Problem description
Return the count of lines that hold the string "content", with no other words.

** Begin **

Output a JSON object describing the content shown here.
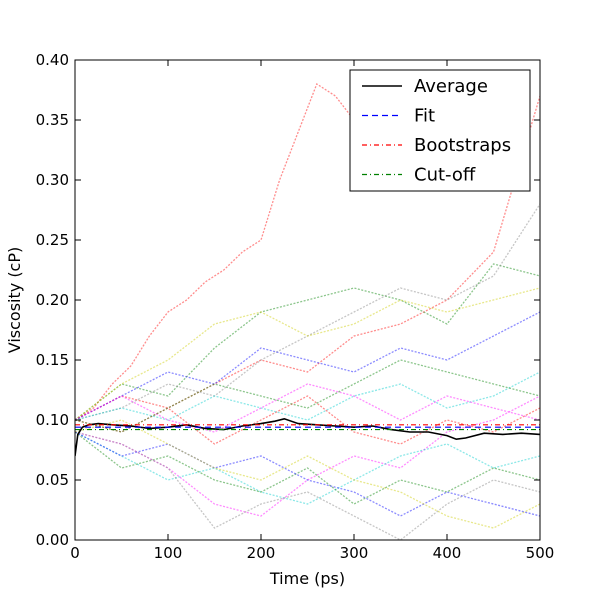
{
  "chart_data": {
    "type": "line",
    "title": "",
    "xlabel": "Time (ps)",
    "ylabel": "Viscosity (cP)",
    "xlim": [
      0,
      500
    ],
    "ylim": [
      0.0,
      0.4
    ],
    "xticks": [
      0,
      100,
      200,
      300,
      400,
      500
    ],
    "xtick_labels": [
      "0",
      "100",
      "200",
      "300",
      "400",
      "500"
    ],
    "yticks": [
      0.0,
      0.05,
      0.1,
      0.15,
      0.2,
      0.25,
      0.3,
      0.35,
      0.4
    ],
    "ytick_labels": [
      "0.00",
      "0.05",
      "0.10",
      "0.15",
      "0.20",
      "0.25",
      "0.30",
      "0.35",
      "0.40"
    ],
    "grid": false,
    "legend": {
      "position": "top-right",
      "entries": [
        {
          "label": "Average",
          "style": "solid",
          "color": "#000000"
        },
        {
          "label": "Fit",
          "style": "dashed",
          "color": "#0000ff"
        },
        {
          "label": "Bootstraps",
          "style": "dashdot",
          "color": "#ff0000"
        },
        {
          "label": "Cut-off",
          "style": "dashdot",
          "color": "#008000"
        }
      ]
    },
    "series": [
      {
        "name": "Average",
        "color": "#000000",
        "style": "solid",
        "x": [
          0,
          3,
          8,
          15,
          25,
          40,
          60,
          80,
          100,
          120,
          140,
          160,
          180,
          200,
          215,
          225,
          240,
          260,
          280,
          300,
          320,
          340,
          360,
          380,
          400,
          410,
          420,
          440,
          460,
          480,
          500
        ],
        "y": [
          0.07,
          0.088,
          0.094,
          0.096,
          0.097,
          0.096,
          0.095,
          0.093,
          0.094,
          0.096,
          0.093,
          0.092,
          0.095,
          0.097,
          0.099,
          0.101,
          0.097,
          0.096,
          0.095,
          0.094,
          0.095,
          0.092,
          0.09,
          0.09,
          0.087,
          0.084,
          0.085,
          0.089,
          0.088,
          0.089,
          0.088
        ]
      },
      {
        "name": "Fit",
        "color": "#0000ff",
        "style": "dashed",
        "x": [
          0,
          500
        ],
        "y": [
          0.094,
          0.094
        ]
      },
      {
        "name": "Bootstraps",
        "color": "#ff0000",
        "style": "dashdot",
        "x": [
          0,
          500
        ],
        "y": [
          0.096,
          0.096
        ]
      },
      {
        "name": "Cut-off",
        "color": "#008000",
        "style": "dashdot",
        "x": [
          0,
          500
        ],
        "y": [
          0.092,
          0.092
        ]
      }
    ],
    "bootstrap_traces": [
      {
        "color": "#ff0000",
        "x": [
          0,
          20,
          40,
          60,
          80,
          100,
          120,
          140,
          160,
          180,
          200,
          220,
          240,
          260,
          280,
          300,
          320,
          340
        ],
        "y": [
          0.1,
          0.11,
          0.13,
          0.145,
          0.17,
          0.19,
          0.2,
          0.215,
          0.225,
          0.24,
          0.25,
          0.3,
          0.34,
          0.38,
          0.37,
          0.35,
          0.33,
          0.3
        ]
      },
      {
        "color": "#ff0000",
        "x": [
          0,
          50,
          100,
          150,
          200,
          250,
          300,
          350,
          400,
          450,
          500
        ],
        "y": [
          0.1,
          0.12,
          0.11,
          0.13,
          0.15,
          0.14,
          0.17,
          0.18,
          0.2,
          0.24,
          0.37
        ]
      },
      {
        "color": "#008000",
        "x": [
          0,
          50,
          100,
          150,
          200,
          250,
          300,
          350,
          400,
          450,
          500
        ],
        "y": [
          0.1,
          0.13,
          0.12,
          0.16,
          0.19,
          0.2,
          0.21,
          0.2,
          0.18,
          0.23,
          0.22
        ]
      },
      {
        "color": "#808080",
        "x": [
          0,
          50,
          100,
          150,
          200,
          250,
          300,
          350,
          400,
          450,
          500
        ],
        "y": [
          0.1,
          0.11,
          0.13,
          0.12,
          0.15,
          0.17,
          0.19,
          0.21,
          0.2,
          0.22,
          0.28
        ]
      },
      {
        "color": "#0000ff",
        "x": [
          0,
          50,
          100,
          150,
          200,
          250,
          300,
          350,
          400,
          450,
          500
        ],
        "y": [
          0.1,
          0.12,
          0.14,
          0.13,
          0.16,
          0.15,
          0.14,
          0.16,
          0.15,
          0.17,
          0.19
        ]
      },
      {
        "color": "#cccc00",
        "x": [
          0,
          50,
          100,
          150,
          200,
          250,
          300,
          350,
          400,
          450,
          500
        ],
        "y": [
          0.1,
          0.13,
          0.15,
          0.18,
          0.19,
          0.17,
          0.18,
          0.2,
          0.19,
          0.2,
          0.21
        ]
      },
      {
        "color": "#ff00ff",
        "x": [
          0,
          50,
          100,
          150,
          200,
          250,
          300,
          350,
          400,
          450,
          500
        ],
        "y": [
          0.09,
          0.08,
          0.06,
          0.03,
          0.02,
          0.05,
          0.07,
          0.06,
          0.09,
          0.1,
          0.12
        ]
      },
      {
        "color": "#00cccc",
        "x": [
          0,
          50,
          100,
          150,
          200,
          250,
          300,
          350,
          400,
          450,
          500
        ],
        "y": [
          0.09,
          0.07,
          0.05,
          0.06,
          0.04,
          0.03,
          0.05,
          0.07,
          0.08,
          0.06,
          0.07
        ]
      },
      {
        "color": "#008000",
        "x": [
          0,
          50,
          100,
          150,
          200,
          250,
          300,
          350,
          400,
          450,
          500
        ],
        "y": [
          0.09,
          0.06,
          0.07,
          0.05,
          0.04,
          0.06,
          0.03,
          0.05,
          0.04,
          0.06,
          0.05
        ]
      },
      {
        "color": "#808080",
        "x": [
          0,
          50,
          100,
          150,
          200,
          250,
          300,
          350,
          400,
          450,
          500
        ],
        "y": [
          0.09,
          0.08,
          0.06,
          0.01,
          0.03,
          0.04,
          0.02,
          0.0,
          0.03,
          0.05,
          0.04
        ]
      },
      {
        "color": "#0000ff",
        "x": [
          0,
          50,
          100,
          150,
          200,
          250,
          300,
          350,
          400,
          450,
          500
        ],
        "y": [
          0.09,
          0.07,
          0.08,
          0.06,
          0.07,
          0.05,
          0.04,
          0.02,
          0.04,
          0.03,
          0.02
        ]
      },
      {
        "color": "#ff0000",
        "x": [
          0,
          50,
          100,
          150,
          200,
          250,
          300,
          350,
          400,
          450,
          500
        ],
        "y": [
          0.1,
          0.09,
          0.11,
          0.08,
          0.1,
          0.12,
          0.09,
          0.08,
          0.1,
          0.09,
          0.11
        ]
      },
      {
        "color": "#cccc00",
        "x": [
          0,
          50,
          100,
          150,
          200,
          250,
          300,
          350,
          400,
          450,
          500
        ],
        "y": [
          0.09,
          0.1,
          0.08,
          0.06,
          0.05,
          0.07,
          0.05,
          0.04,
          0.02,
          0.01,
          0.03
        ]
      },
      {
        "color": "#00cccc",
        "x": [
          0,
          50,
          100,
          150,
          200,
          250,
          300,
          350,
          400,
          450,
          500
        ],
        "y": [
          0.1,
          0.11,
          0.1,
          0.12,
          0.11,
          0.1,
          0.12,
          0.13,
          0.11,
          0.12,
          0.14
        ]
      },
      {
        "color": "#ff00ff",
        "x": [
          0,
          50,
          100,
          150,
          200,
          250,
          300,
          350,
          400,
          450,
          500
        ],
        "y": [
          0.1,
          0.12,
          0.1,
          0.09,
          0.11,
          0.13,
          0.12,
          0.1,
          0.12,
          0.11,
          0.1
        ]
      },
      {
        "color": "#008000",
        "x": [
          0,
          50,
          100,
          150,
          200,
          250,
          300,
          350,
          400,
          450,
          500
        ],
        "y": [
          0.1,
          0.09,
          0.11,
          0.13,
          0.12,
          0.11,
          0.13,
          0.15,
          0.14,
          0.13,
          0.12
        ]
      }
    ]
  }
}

** End **
** Begin **

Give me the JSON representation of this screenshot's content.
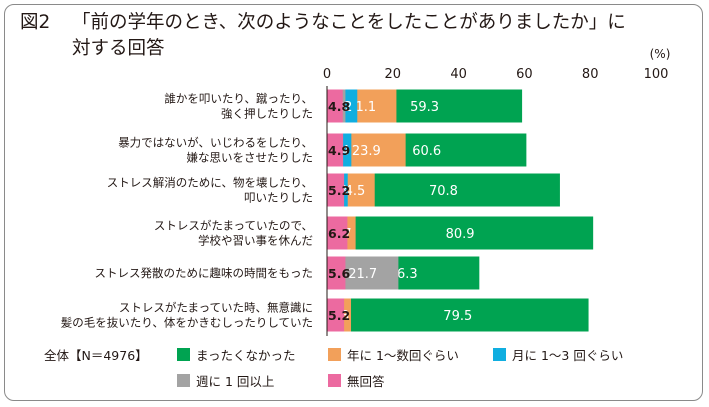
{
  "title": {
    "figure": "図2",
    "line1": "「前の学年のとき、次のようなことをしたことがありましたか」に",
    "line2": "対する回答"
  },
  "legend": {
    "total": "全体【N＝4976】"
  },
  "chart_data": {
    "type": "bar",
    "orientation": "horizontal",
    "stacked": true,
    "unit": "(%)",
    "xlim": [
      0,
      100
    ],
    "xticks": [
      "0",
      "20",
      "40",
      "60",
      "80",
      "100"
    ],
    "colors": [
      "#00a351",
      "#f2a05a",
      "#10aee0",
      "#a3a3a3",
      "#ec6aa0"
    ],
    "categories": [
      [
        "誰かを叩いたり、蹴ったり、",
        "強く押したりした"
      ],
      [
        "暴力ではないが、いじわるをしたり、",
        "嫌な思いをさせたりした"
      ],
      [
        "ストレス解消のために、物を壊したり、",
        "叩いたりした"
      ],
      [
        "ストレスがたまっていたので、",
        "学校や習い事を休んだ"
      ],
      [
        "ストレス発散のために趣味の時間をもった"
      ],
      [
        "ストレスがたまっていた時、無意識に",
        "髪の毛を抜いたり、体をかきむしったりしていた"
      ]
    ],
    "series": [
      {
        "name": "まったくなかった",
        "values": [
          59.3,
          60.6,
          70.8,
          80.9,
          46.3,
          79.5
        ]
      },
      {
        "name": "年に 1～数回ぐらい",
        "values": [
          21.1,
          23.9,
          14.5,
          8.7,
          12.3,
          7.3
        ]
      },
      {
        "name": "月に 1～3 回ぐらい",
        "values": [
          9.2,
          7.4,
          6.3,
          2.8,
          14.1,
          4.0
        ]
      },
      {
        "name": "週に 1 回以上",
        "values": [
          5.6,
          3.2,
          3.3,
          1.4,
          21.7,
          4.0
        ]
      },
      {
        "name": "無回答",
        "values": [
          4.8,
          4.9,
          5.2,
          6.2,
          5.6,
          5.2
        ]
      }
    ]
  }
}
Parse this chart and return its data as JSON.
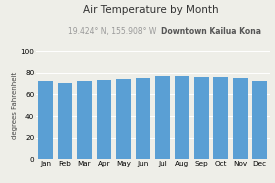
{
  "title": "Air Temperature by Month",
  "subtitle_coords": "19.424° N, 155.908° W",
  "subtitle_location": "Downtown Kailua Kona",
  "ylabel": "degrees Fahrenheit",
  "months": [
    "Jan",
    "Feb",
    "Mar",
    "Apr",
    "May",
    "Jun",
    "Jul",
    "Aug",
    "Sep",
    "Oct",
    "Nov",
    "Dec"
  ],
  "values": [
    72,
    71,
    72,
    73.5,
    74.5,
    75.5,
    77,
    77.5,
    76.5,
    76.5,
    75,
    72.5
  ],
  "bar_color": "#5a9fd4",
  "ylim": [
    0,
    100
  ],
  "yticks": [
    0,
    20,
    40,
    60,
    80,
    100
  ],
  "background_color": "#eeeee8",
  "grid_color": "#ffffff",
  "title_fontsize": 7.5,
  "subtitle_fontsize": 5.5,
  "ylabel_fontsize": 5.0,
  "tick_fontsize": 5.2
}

** End **

Exercise output
2